───── EXERCISE DATA
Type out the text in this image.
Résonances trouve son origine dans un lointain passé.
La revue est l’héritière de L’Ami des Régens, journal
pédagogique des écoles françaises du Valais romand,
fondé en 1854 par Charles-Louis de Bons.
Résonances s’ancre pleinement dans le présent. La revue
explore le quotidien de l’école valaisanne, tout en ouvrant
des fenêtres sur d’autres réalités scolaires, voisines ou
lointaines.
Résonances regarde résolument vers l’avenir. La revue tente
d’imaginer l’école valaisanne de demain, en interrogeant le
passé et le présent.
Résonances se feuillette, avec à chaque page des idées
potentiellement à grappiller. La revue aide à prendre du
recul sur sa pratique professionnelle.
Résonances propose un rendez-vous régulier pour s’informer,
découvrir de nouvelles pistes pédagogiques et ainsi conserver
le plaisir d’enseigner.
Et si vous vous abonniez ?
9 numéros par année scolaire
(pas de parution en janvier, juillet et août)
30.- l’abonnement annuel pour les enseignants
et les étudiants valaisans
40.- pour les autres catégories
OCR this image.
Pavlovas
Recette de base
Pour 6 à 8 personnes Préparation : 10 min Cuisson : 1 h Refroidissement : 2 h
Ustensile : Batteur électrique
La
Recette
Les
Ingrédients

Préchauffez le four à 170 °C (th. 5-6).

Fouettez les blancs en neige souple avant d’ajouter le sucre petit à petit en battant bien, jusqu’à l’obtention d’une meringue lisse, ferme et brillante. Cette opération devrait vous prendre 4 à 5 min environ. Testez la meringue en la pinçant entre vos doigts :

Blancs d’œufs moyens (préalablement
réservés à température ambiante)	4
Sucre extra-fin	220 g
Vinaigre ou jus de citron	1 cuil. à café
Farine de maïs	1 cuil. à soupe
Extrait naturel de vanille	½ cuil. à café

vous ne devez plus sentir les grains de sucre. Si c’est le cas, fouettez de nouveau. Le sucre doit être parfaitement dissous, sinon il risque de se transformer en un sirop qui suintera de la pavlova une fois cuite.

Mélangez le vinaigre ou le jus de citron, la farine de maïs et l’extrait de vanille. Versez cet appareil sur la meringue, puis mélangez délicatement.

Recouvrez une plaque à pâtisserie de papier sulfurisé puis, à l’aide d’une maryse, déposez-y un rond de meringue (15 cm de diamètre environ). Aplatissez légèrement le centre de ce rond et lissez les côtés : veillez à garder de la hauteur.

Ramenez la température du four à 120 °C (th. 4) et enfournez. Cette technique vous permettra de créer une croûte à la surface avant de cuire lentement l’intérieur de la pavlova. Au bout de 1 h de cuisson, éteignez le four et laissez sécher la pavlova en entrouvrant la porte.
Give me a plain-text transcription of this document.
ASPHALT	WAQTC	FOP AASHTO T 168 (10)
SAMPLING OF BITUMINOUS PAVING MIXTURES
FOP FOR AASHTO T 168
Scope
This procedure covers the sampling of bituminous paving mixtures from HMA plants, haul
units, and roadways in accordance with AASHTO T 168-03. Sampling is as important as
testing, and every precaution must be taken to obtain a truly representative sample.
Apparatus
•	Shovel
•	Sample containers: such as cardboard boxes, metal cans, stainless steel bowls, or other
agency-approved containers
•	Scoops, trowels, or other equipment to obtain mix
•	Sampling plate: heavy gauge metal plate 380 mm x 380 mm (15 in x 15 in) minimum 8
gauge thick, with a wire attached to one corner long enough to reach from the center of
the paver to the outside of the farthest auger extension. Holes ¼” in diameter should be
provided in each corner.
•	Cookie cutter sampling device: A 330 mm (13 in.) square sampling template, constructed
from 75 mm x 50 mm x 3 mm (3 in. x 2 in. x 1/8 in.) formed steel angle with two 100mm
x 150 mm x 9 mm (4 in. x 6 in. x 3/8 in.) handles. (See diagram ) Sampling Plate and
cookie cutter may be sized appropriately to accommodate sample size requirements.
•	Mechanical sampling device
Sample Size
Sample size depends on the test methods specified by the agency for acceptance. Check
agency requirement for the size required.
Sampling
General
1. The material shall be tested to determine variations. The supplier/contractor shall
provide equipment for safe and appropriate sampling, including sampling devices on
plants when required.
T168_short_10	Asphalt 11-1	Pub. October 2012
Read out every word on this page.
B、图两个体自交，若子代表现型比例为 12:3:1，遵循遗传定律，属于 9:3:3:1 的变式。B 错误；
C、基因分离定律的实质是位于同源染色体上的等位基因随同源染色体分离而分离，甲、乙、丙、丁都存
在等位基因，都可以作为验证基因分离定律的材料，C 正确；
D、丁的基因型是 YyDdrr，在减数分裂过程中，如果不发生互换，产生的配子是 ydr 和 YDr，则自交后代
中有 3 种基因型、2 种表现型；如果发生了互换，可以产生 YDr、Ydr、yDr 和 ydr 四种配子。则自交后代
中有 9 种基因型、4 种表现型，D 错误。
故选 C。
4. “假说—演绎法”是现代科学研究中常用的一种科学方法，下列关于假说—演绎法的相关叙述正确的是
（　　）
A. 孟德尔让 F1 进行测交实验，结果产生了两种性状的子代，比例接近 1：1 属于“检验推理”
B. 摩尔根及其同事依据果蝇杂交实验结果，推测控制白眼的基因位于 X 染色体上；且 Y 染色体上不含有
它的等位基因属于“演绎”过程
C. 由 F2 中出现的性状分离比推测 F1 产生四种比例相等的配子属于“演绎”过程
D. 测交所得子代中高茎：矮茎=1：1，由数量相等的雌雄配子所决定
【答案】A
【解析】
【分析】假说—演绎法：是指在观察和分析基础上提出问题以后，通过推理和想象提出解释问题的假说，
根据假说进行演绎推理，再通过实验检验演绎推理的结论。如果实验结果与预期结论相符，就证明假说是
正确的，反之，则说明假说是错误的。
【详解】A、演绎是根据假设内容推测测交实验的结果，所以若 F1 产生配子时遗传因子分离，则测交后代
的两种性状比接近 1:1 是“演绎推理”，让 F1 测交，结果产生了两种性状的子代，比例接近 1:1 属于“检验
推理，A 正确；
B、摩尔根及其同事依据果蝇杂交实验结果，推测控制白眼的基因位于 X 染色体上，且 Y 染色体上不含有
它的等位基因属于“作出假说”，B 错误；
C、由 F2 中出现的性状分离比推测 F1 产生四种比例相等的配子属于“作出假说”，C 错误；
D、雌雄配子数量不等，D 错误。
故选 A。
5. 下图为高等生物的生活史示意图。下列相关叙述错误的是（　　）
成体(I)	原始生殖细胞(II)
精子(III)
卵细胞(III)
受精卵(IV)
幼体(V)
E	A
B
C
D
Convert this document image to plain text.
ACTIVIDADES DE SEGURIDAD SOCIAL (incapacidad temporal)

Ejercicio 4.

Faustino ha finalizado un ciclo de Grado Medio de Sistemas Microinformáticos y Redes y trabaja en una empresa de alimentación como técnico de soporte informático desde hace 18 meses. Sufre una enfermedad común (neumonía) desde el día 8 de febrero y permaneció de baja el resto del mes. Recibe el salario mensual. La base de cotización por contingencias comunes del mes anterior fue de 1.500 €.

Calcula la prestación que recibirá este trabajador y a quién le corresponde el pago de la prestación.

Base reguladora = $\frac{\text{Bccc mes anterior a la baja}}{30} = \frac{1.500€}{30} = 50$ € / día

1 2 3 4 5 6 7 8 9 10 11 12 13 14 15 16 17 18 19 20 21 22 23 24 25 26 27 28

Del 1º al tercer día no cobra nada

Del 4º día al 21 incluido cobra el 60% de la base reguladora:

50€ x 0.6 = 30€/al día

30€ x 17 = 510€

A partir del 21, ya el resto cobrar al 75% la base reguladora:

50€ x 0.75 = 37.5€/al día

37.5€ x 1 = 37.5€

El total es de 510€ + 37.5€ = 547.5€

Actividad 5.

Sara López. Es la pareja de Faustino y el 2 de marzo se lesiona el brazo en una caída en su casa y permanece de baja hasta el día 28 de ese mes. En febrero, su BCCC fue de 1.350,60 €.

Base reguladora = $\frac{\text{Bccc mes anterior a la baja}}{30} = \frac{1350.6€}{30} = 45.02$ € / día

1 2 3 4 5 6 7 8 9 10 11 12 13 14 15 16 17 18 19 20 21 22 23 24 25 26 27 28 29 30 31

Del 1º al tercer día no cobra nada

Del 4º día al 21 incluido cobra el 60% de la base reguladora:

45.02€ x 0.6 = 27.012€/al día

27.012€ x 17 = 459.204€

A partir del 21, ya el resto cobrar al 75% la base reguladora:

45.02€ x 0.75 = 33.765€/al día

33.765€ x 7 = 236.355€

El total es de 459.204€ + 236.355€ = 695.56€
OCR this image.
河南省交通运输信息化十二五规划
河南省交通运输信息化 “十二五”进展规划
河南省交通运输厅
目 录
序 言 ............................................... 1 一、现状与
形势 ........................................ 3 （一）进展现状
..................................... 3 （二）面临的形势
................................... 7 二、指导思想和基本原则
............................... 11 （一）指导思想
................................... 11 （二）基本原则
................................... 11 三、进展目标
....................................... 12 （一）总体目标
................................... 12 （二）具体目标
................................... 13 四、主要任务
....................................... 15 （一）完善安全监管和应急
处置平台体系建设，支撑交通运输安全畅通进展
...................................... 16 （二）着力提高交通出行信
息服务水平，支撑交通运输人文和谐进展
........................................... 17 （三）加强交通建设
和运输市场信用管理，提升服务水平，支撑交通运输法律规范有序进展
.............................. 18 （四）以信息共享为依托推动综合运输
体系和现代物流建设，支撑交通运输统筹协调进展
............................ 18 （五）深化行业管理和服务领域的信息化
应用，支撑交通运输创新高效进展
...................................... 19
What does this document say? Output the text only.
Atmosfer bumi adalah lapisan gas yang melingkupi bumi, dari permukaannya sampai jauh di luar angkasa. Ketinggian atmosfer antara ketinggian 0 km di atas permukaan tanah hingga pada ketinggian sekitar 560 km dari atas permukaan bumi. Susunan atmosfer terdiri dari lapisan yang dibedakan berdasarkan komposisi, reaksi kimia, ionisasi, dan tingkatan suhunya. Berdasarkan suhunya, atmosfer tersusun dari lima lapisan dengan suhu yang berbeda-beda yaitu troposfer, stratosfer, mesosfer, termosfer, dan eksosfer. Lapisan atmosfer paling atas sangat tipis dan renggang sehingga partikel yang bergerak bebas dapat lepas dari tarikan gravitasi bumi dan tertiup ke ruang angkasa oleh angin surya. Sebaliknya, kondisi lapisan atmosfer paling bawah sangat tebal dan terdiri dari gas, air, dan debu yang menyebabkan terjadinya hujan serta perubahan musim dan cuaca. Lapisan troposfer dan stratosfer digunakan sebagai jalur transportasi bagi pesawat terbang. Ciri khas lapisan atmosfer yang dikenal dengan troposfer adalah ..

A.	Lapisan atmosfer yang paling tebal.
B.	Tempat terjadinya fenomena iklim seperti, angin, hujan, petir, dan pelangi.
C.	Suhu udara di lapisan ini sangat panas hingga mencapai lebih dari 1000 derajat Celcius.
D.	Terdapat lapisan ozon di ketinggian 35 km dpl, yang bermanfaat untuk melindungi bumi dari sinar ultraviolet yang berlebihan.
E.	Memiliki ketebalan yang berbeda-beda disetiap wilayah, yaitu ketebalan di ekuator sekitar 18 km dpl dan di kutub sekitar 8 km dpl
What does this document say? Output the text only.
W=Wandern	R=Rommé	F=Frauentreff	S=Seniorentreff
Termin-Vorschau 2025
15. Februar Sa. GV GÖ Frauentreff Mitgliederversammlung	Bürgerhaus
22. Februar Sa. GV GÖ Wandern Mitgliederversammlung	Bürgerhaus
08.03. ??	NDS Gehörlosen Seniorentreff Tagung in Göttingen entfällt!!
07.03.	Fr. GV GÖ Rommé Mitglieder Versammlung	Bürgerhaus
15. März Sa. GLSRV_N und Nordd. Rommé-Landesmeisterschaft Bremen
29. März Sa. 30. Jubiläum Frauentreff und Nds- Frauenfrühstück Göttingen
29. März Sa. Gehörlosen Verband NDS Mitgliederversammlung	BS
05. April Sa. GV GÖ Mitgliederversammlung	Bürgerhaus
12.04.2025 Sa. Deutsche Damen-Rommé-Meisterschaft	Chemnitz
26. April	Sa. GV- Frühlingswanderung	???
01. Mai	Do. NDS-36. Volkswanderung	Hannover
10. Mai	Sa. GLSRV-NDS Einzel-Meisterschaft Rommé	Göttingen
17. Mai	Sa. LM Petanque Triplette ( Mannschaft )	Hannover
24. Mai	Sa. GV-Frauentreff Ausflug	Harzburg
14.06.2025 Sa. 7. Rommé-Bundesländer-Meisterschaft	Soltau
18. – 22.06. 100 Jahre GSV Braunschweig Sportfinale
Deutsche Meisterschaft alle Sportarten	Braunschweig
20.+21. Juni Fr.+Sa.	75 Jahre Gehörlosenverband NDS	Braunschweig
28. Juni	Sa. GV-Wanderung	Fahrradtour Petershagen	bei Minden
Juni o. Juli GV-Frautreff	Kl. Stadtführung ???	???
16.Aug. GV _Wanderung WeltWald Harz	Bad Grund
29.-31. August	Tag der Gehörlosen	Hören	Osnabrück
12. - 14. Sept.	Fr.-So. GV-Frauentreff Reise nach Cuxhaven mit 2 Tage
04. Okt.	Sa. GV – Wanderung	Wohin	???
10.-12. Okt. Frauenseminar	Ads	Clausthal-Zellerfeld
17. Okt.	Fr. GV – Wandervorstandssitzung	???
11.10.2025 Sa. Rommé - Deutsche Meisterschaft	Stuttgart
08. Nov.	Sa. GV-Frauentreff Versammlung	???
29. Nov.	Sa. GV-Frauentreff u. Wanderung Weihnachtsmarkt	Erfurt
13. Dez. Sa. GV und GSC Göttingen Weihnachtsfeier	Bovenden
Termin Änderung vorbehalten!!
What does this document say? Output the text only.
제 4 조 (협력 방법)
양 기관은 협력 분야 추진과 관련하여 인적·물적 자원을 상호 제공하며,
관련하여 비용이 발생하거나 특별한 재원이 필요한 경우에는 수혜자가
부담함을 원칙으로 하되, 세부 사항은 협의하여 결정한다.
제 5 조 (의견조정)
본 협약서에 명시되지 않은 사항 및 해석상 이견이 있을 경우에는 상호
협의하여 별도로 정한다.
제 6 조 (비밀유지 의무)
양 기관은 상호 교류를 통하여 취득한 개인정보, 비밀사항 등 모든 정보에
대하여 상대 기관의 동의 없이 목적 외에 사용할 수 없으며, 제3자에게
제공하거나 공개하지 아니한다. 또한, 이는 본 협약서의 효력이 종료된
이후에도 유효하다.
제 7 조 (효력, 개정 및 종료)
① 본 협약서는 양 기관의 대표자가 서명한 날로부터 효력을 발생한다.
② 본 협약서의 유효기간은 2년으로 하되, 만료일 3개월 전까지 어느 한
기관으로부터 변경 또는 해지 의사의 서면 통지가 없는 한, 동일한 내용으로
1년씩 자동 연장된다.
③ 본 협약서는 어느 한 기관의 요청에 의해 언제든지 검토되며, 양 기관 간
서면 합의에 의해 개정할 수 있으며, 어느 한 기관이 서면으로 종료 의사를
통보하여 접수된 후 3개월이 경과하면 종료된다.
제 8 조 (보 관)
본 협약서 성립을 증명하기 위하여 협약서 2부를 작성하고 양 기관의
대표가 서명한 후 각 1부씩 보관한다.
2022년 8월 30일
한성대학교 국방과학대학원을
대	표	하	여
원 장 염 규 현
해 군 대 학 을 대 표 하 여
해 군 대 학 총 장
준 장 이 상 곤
──────────
=== WORK INSTRUCTIONS ===
Go through the listing above and pull out each line containing the word "steel".

=== SOLUTION FOR THIS PROBLEM ===
•	Sample containers: such as cardboard boxes, metal cans, stainless steel bowls, or other
from 75 mm x 50 mm x 3 mm (3 in. x 2 in. x 1/8 in.) formed steel angle with two 100mm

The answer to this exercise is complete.